# [Exercise details]
Give back the records below exactly, every one, with no pictures.

* BEGIN *

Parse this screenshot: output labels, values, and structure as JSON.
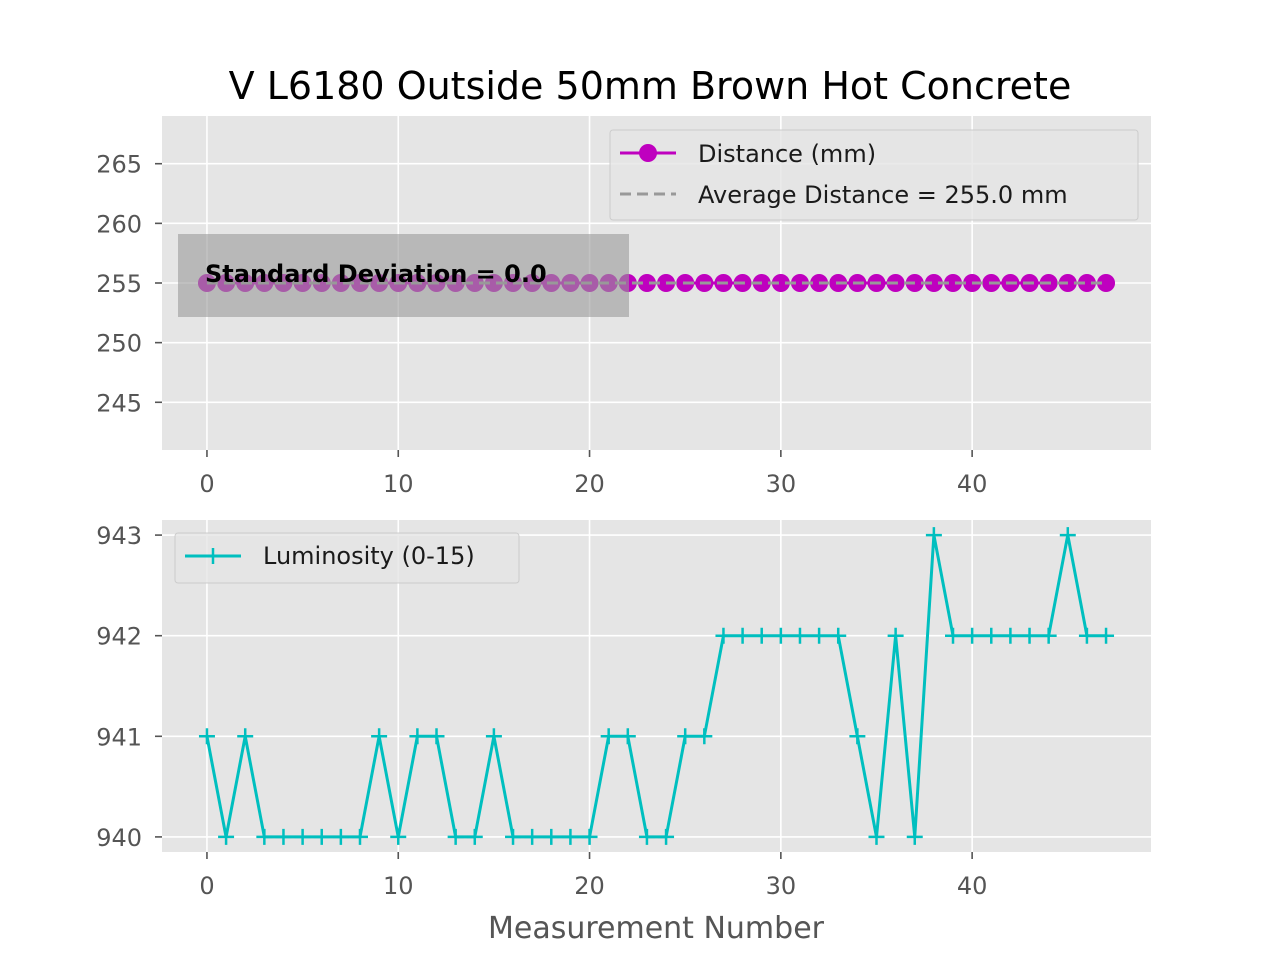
{
  "chart_data": [
    {
      "type": "line",
      "title": "V L6180 Outside 50mm Brown Hot Concrete",
      "xlabel": "",
      "ylabel": "",
      "xlim": [
        -2.35,
        49.35
      ],
      "ylim": [
        241,
        269
      ],
      "xticks": [
        0,
        10,
        20,
        30,
        40
      ],
      "yticks": [
        245,
        250,
        255,
        260,
        265
      ],
      "grid": true,
      "legend_position": "top-right",
      "series": [
        {
          "name": "Distance (mm)",
          "color": "#bf00bf",
          "marker": "circle",
          "x": [
            0,
            1,
            2,
            3,
            4,
            5,
            6,
            7,
            8,
            9,
            10,
            11,
            12,
            13,
            14,
            15,
            16,
            17,
            18,
            19,
            20,
            21,
            22,
            23,
            24,
            25,
            26,
            27,
            28,
            29,
            30,
            31,
            32,
            33,
            34,
            35,
            36,
            37,
            38,
            39,
            40,
            41,
            42,
            43,
            44,
            45,
            46,
            47
          ],
          "y": [
            255,
            255,
            255,
            255,
            255,
            255,
            255,
            255,
            255,
            255,
            255,
            255,
            255,
            255,
            255,
            255,
            255,
            255,
            255,
            255,
            255,
            255,
            255,
            255,
            255,
            255,
            255,
            255,
            255,
            255,
            255,
            255,
            255,
            255,
            255,
            255,
            255,
            255,
            255,
            255,
            255,
            255,
            255,
            255,
            255,
            255,
            255,
            255
          ]
        },
        {
          "name": "Average Distance = 255.0 mm",
          "color": "#999999",
          "style": "dashed",
          "y": 255.0
        }
      ],
      "annotation": {
        "text": "Standard Deviation = 0.0",
        "x": 0,
        "y": 255
      }
    },
    {
      "type": "line",
      "title": "",
      "xlabel": "Measurement Number",
      "ylabel": "",
      "xlim": [
        -2.35,
        49.35
      ],
      "ylim": [
        939.85,
        943.15
      ],
      "xticks": [
        0,
        10,
        20,
        30,
        40
      ],
      "yticks": [
        940,
        941,
        942,
        943
      ],
      "grid": true,
      "legend_position": "top-left",
      "series": [
        {
          "name": "Luminosity (0-15)",
          "color": "#00bfbf",
          "marker": "plus",
          "x": [
            0,
            1,
            2,
            3,
            4,
            5,
            6,
            7,
            8,
            9,
            10,
            11,
            12,
            13,
            14,
            15,
            16,
            17,
            18,
            19,
            20,
            21,
            22,
            23,
            24,
            25,
            26,
            27,
            28,
            29,
            30,
            31,
            32,
            33,
            34,
            35,
            36,
            37,
            38,
            39,
            40,
            41,
            42,
            43,
            44,
            45,
            46,
            47
          ],
          "y": [
            941,
            940,
            941,
            940,
            940,
            940,
            940,
            940,
            940,
            941,
            940,
            941,
            941,
            940,
            940,
            941,
            940,
            940,
            940,
            940,
            940,
            941,
            941,
            940,
            940,
            941,
            941,
            942,
            942,
            942,
            942,
            942,
            942,
            942,
            941,
            940,
            942,
            940,
            943,
            942,
            942,
            942,
            942,
            942,
            942,
            943,
            942,
            942
          ]
        }
      ]
    }
  ]
}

* END *

# [The response]
Parse this screenshot: output labels, values, and structure as JSON.
{
  "chart_data": [
    {
      "type": "line",
      "title": "V L6180 Outside 50mm Brown Hot Concrete",
      "xlabel": "",
      "ylabel": "",
      "xlim": [
        -2.35,
        49.35
      ],
      "ylim": [
        241,
        269
      ],
      "xticks": [
        0,
        10,
        20,
        30,
        40
      ],
      "yticks": [
        245,
        250,
        255,
        260,
        265
      ],
      "grid": true,
      "legend_position": "top-right",
      "series": [
        {
          "name": "Distance (mm)",
          "color": "#bf00bf",
          "marker": "circle",
          "x": [
            0,
            1,
            2,
            3,
            4,
            5,
            6,
            7,
            8,
            9,
            10,
            11,
            12,
            13,
            14,
            15,
            16,
            17,
            18,
            19,
            20,
            21,
            22,
            23,
            24,
            25,
            26,
            27,
            28,
            29,
            30,
            31,
            32,
            33,
            34,
            35,
            36,
            37,
            38,
            39,
            40,
            41,
            42,
            43,
            44,
            45,
            46,
            47
          ],
          "y": [
            255,
            255,
            255,
            255,
            255,
            255,
            255,
            255,
            255,
            255,
            255,
            255,
            255,
            255,
            255,
            255,
            255,
            255,
            255,
            255,
            255,
            255,
            255,
            255,
            255,
            255,
            255,
            255,
            255,
            255,
            255,
            255,
            255,
            255,
            255,
            255,
            255,
            255,
            255,
            255,
            255,
            255,
            255,
            255,
            255,
            255,
            255,
            255
          ]
        },
        {
          "name": "Average Distance = 255.0 mm",
          "color": "#999999",
          "style": "dashed",
          "y": 255.0
        }
      ],
      "annotation": {
        "text": "Standard Deviation = 0.0",
        "x": 0,
        "y": 255
      }
    },
    {
      "type": "line",
      "title": "",
      "xlabel": "Measurement Number",
      "ylabel": "",
      "xlim": [
        -2.35,
        49.35
      ],
      "ylim": [
        939.85,
        943.15
      ],
      "xticks": [
        0,
        10,
        20,
        30,
        40
      ],
      "yticks": [
        940,
        941,
        942,
        943
      ],
      "grid": true,
      "legend_position": "top-left",
      "series": [
        {
          "name": "Luminosity (0-15)",
          "color": "#00bfbf",
          "marker": "plus",
          "x": [
            0,
            1,
            2,
            3,
            4,
            5,
            6,
            7,
            8,
            9,
            10,
            11,
            12,
            13,
            14,
            15,
            16,
            17,
            18,
            19,
            20,
            21,
            22,
            23,
            24,
            25,
            26,
            27,
            28,
            29,
            30,
            31,
            32,
            33,
            34,
            35,
            36,
            37,
            38,
            39,
            40,
            41,
            42,
            43,
            44,
            45,
            46,
            47
          ],
          "y": [
            941,
            940,
            941,
            940,
            940,
            940,
            940,
            940,
            940,
            941,
            940,
            941,
            941,
            940,
            940,
            941,
            940,
            940,
            940,
            940,
            940,
            941,
            941,
            940,
            940,
            941,
            941,
            942,
            942,
            942,
            942,
            942,
            942,
            942,
            941,
            940,
            942,
            940,
            943,
            942,
            942,
            942,
            942,
            942,
            942,
            943,
            942,
            942
          ]
        }
      ]
    }
  ]
}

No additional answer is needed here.